— Start of Supplied entries —

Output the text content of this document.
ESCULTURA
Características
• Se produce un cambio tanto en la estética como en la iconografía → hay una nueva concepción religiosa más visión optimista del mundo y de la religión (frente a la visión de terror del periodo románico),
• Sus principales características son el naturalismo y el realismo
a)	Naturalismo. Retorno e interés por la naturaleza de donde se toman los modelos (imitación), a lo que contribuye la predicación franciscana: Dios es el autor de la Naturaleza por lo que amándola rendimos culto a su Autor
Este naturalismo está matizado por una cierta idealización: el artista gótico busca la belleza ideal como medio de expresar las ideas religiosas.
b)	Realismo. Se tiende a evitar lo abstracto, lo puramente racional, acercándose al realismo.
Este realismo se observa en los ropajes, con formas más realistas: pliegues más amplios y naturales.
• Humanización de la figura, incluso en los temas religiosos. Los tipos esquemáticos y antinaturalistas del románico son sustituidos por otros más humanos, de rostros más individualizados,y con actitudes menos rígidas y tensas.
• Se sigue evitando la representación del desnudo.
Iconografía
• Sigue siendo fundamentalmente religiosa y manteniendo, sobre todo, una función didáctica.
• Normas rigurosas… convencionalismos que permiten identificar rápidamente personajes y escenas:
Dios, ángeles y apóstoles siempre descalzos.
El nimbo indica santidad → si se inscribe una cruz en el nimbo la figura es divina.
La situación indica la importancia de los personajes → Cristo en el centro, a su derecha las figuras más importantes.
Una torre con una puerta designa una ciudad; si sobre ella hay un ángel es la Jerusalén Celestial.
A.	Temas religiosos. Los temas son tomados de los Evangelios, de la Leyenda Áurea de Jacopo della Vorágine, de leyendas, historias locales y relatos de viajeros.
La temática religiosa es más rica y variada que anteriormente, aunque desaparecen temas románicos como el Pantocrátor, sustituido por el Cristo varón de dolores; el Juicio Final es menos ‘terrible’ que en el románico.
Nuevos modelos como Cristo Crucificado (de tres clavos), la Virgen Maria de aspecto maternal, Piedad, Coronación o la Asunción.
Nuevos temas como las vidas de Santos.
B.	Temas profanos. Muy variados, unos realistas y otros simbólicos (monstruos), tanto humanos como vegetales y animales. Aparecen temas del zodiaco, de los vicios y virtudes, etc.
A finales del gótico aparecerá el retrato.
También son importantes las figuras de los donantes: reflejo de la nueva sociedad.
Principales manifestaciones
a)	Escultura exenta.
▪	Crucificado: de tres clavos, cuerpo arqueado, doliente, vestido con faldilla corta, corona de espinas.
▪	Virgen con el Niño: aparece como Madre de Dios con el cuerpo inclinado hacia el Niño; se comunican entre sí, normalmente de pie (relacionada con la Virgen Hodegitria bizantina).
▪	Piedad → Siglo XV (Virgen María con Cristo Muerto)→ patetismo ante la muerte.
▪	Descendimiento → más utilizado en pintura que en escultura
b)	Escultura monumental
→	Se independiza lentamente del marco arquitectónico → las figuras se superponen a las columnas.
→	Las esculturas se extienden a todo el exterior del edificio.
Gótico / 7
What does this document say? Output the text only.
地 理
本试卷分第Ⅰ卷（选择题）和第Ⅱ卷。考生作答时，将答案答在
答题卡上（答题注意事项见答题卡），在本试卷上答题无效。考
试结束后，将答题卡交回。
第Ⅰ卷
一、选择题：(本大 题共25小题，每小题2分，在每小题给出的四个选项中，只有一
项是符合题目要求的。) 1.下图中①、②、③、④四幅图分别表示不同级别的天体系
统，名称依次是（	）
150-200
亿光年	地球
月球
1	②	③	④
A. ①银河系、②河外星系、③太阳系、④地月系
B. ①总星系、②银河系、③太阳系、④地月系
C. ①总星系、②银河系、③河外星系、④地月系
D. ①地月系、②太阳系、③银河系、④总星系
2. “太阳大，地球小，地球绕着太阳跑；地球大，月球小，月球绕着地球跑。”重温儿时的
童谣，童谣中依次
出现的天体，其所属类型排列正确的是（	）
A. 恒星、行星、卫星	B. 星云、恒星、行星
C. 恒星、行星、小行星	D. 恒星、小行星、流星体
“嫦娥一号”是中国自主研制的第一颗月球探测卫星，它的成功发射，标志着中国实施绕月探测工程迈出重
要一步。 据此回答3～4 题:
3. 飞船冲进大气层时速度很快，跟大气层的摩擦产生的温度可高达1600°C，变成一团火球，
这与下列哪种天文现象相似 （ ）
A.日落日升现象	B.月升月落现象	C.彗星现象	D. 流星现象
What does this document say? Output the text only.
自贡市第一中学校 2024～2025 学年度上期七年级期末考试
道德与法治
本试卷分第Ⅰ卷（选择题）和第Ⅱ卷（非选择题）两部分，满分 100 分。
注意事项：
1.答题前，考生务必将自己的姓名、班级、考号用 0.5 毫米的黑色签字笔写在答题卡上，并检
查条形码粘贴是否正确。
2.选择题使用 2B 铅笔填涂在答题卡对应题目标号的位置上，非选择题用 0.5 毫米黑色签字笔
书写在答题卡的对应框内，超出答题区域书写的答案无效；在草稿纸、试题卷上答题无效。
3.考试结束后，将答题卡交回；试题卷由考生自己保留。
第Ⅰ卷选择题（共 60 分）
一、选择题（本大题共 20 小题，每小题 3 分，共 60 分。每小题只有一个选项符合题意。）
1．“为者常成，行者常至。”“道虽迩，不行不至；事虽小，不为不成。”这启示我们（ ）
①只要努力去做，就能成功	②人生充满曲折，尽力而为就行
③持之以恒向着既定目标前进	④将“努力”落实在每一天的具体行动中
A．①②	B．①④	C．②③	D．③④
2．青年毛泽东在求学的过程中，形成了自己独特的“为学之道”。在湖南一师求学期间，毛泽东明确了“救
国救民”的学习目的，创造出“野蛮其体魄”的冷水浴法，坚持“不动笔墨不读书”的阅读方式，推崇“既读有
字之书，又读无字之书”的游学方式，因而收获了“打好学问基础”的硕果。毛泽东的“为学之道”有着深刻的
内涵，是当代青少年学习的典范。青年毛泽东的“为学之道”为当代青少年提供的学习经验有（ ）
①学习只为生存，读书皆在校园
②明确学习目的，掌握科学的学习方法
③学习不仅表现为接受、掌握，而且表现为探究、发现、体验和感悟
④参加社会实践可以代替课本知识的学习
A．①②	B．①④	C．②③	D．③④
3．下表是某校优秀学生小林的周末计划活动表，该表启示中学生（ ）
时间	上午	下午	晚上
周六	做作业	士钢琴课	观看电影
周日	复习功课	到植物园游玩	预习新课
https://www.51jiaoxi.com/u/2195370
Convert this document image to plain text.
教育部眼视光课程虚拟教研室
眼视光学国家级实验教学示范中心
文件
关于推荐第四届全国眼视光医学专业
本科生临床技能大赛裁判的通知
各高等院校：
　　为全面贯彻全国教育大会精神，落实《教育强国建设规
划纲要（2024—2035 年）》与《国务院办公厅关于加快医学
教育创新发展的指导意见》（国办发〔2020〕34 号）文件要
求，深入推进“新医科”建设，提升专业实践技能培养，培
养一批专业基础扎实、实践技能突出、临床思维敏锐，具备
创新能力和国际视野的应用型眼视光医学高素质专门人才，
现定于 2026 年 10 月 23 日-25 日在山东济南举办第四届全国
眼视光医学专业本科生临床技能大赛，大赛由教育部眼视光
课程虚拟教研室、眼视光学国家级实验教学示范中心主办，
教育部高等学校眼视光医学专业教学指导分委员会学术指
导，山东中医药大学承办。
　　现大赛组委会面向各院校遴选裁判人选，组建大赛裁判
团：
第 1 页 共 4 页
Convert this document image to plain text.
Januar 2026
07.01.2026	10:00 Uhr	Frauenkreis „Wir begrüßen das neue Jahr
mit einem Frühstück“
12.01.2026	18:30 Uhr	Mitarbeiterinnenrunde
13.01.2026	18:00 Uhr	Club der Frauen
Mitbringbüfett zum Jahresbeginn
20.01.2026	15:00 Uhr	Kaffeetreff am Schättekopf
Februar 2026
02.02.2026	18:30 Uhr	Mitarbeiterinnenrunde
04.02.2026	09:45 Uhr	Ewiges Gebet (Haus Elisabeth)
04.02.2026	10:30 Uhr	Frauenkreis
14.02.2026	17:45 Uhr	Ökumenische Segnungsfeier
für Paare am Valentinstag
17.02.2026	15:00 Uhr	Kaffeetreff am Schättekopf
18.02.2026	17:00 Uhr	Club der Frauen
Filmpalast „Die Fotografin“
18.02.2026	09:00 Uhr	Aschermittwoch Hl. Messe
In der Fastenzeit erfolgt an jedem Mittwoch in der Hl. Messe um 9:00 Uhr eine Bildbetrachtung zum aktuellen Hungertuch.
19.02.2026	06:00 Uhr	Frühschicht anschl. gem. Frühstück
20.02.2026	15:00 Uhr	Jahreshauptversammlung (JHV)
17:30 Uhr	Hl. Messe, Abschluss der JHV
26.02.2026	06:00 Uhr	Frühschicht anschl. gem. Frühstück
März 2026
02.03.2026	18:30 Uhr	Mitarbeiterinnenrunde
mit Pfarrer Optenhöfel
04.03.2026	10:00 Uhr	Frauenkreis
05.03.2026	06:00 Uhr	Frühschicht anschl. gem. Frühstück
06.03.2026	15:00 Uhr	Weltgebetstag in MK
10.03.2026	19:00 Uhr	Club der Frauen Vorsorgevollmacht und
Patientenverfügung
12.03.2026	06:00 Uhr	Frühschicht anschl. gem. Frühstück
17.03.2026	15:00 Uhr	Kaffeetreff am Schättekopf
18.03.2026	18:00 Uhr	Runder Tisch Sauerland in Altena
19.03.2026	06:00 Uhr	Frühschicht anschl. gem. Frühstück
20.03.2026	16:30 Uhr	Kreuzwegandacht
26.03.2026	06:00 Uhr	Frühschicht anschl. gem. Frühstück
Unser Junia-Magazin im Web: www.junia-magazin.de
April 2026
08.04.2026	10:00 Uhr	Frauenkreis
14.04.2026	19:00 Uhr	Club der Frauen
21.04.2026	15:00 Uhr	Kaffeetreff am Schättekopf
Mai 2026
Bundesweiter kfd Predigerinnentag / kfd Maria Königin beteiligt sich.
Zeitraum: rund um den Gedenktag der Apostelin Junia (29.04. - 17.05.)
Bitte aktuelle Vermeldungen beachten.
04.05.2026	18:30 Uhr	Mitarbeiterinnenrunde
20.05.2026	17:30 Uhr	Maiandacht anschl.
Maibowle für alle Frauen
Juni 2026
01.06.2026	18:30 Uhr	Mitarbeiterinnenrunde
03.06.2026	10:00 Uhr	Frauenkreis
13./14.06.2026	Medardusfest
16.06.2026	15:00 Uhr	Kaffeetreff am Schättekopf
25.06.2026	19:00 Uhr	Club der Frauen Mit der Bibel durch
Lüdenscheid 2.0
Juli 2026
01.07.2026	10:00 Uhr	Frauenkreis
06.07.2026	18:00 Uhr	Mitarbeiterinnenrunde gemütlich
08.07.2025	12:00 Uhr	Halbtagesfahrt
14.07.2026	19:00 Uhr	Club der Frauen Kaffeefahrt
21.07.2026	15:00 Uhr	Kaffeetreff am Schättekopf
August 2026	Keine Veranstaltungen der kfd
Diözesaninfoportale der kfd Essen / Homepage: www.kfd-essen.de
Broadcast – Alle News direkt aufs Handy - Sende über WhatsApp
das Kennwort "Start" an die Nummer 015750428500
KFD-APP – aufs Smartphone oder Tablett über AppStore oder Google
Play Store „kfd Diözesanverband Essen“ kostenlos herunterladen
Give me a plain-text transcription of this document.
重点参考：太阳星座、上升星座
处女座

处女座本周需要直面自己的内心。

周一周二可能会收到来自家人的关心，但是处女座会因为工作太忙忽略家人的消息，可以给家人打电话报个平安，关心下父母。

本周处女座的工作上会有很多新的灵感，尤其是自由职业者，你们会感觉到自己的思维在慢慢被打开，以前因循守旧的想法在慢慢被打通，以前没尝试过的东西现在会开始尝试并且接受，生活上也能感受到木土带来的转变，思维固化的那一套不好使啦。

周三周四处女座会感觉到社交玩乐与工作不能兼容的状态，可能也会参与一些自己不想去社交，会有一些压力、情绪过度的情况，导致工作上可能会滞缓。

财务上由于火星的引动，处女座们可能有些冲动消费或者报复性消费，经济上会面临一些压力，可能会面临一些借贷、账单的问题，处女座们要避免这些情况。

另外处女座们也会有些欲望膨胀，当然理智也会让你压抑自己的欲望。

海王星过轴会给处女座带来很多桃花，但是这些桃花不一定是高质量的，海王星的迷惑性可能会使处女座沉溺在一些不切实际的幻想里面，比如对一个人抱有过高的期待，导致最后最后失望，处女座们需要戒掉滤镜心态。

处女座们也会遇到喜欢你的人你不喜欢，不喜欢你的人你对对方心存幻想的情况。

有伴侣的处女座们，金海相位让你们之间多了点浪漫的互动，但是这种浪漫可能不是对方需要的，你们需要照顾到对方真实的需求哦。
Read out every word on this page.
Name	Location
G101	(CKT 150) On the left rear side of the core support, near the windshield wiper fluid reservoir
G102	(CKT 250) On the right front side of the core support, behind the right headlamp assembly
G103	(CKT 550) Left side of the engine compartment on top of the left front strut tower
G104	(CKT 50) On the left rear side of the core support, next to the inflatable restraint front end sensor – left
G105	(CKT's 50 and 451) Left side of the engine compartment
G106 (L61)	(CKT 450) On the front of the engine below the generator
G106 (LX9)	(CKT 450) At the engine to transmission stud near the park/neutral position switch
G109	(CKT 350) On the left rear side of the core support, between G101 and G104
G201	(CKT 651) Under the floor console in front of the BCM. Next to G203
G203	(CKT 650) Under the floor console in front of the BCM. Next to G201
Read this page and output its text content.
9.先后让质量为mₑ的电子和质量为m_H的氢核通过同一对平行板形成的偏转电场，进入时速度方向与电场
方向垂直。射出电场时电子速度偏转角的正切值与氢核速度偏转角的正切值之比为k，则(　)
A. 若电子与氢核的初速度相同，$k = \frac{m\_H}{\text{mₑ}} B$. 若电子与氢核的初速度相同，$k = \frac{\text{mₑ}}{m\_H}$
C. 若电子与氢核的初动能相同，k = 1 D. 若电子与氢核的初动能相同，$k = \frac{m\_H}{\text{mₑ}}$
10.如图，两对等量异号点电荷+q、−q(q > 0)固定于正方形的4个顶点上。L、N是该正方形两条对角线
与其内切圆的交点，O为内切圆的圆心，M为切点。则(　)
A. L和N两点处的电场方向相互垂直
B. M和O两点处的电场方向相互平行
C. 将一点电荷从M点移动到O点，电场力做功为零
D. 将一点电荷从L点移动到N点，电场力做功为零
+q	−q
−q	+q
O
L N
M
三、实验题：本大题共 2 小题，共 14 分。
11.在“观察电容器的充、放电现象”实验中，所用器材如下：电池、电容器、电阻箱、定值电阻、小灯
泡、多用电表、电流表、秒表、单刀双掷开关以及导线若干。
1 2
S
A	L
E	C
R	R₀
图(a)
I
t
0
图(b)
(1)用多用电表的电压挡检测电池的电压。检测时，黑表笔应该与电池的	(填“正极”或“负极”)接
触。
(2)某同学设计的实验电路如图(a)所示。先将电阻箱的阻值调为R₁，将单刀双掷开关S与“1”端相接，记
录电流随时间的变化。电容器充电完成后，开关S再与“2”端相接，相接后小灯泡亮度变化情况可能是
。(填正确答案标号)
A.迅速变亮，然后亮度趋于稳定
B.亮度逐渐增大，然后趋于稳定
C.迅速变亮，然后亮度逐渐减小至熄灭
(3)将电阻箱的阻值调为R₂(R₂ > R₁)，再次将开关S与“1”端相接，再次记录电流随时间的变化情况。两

— End of Supplied entries —

*What you will do*.
Return every line of the preceding records in which the word "compartment" appears.

*Output*.
G103	(CKT 550) Left side of the engine compartment on top of the left front strut tower
G105	(CKT's 50 and 451) Left side of the engine compartment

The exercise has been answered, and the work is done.